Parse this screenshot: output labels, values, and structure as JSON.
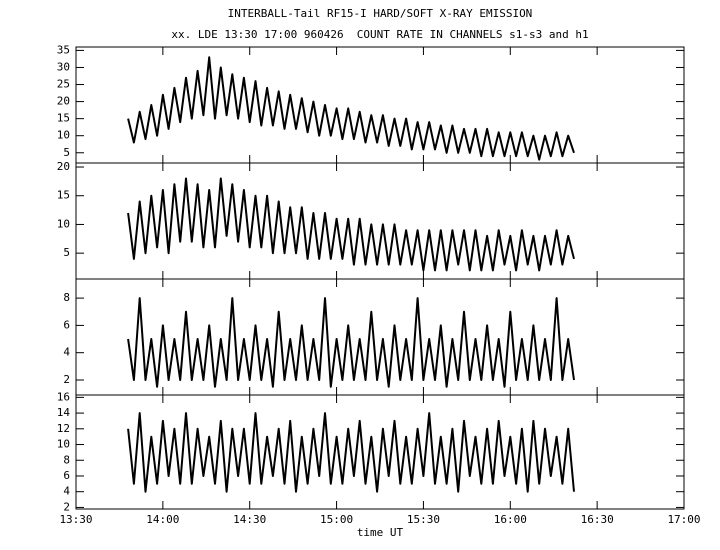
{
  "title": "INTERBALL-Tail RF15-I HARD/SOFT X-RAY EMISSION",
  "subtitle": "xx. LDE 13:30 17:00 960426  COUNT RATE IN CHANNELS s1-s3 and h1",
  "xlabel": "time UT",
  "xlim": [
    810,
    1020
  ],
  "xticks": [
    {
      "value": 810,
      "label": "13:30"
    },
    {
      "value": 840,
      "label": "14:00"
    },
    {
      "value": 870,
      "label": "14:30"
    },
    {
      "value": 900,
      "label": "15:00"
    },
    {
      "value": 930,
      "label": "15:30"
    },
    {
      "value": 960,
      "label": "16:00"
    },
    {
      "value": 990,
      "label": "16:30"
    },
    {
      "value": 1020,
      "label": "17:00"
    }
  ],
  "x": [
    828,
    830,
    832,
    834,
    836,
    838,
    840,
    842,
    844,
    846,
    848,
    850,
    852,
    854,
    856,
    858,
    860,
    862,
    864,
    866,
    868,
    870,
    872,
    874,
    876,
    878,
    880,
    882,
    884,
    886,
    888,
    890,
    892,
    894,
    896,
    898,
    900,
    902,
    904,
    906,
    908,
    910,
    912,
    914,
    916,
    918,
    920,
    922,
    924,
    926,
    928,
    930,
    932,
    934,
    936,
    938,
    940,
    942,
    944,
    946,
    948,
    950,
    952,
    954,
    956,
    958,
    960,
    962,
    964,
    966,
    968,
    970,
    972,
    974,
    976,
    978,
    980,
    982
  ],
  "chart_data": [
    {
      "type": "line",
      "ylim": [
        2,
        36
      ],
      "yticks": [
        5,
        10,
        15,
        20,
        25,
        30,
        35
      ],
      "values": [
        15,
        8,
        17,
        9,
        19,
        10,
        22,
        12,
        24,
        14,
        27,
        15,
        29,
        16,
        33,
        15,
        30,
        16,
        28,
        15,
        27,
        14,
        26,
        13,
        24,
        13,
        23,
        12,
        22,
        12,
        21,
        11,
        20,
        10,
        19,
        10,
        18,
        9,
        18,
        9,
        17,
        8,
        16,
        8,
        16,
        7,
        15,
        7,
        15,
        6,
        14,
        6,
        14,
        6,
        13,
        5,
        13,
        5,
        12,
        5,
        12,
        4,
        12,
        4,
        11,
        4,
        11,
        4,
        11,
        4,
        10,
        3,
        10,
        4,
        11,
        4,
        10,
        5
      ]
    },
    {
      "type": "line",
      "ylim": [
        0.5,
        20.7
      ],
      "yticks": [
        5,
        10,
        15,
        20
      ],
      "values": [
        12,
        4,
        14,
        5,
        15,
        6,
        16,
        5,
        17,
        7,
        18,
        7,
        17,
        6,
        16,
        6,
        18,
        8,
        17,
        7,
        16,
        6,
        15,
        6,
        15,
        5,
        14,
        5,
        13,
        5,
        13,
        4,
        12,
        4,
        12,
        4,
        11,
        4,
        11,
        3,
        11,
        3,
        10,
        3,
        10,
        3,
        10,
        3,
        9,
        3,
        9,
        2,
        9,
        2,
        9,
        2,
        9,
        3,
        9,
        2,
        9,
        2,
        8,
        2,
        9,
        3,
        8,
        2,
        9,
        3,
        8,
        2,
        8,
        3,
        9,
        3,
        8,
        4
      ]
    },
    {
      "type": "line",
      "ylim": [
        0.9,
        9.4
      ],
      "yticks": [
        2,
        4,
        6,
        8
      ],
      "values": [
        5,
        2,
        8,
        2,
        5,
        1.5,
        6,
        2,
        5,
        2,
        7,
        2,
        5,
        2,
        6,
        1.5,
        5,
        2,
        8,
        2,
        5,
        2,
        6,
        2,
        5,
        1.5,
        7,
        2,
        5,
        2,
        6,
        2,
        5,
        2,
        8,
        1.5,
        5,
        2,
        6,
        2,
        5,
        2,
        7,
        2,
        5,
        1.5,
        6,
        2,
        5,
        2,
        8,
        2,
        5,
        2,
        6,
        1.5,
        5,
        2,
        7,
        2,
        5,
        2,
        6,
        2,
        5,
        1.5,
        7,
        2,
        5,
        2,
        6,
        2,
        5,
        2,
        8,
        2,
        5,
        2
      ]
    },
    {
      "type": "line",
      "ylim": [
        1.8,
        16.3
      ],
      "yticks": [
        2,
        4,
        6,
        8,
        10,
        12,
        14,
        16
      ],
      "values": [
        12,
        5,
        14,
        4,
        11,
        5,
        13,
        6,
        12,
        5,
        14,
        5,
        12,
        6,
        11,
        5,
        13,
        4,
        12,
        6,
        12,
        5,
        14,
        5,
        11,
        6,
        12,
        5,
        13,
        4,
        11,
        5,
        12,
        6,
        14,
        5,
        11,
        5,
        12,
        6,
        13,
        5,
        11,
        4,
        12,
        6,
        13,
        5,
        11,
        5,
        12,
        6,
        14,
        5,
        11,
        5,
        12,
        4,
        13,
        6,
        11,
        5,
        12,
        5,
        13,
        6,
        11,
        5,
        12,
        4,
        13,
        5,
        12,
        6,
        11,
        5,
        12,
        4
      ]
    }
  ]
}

══════

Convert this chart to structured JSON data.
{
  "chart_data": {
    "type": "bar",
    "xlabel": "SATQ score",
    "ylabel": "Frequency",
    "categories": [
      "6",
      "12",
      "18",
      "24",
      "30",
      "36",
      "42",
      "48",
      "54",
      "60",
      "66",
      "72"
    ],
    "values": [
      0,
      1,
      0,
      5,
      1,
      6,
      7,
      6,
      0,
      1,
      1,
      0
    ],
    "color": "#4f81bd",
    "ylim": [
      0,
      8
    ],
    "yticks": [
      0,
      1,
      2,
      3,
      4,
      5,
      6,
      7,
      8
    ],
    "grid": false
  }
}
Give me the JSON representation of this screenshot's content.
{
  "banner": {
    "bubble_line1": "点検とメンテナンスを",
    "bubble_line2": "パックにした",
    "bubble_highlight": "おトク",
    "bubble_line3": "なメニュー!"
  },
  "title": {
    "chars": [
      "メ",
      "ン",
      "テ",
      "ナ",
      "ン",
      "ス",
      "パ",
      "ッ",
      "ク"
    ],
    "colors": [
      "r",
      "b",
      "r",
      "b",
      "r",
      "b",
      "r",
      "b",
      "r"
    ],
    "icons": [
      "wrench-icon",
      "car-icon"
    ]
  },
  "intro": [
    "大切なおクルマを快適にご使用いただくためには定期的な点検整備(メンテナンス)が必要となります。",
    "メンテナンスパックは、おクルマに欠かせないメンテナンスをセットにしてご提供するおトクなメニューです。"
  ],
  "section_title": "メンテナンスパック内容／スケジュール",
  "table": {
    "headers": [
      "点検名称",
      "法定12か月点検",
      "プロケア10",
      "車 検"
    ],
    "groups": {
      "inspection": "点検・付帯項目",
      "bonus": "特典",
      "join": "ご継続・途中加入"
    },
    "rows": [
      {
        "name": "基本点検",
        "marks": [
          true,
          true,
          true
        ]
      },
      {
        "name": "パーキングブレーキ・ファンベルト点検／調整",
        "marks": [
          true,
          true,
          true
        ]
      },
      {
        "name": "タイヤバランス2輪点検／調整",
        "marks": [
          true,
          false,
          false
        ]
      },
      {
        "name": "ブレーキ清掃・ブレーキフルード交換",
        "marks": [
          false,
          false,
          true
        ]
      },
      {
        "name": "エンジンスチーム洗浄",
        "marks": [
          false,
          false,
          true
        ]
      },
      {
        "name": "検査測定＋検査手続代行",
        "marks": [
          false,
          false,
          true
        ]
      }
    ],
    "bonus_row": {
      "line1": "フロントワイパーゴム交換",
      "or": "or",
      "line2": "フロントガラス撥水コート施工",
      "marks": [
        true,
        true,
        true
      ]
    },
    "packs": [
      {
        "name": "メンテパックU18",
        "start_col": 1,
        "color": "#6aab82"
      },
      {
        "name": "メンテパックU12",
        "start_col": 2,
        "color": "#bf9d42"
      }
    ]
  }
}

══════

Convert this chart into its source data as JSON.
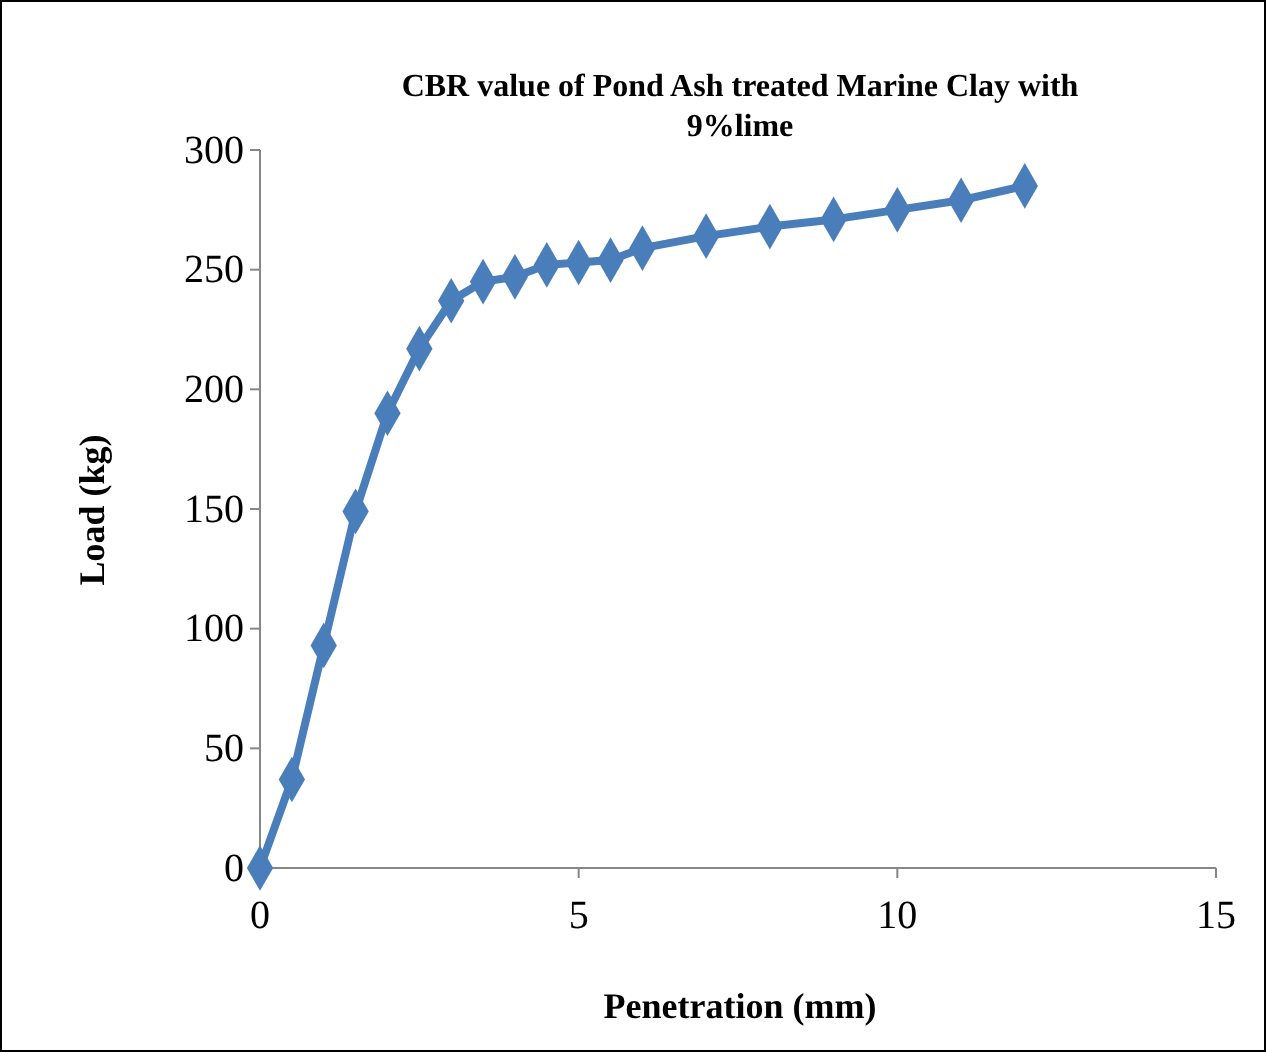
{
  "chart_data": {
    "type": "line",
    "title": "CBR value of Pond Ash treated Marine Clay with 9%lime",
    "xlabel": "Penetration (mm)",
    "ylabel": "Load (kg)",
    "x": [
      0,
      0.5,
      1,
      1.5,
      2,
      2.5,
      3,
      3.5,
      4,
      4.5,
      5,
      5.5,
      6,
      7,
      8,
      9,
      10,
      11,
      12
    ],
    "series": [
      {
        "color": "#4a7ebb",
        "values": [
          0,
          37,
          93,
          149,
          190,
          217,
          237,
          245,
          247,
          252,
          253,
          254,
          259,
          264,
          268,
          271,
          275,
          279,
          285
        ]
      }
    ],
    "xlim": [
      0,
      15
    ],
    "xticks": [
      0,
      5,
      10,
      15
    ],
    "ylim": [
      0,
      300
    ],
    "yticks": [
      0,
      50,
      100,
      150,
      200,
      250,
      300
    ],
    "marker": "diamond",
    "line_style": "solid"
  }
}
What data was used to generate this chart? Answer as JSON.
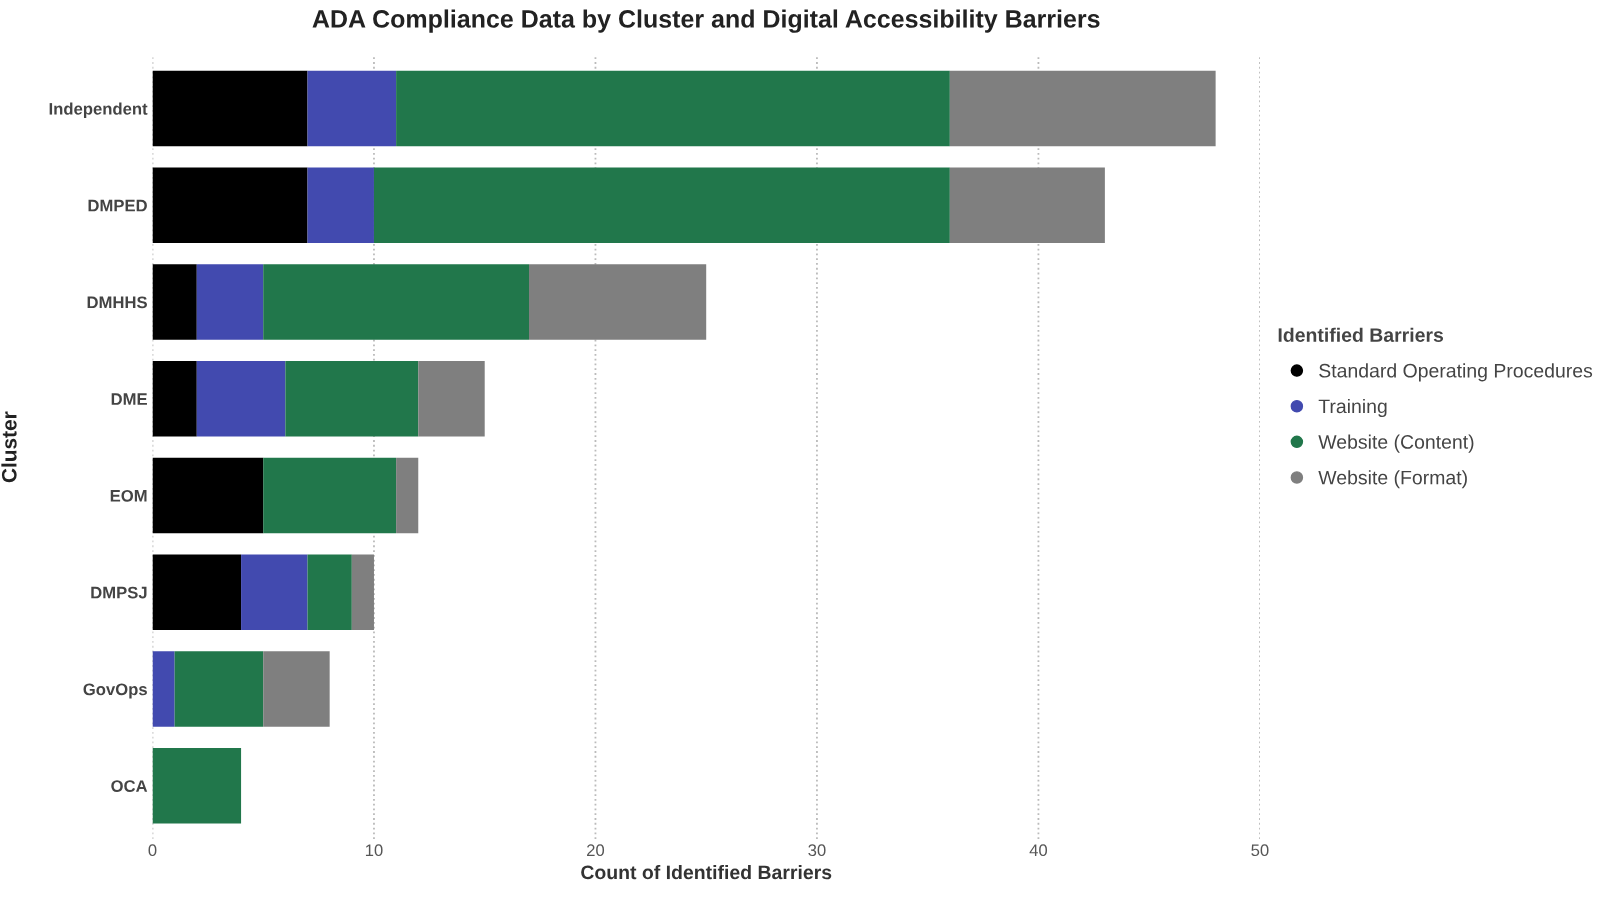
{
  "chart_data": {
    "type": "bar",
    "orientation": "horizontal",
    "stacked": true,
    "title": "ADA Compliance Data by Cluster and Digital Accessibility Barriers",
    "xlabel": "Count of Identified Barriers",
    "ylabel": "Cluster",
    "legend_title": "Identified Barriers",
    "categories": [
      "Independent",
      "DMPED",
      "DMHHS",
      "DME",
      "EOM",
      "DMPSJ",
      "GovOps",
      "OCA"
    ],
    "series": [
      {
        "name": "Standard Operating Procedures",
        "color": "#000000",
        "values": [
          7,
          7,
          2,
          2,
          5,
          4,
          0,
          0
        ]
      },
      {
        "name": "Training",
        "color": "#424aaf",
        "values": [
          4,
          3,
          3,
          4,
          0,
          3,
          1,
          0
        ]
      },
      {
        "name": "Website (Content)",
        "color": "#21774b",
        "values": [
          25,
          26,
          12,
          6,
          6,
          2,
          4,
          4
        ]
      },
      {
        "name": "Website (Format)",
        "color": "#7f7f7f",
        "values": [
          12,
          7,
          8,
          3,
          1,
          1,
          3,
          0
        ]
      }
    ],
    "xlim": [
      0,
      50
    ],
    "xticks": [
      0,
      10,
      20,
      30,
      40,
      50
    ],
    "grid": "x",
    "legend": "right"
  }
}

══════

To do: Look through the entries above and list every line containing "Website".

Worked solution:
        "name": "Website (Content)",
        "name": "Website (Format)",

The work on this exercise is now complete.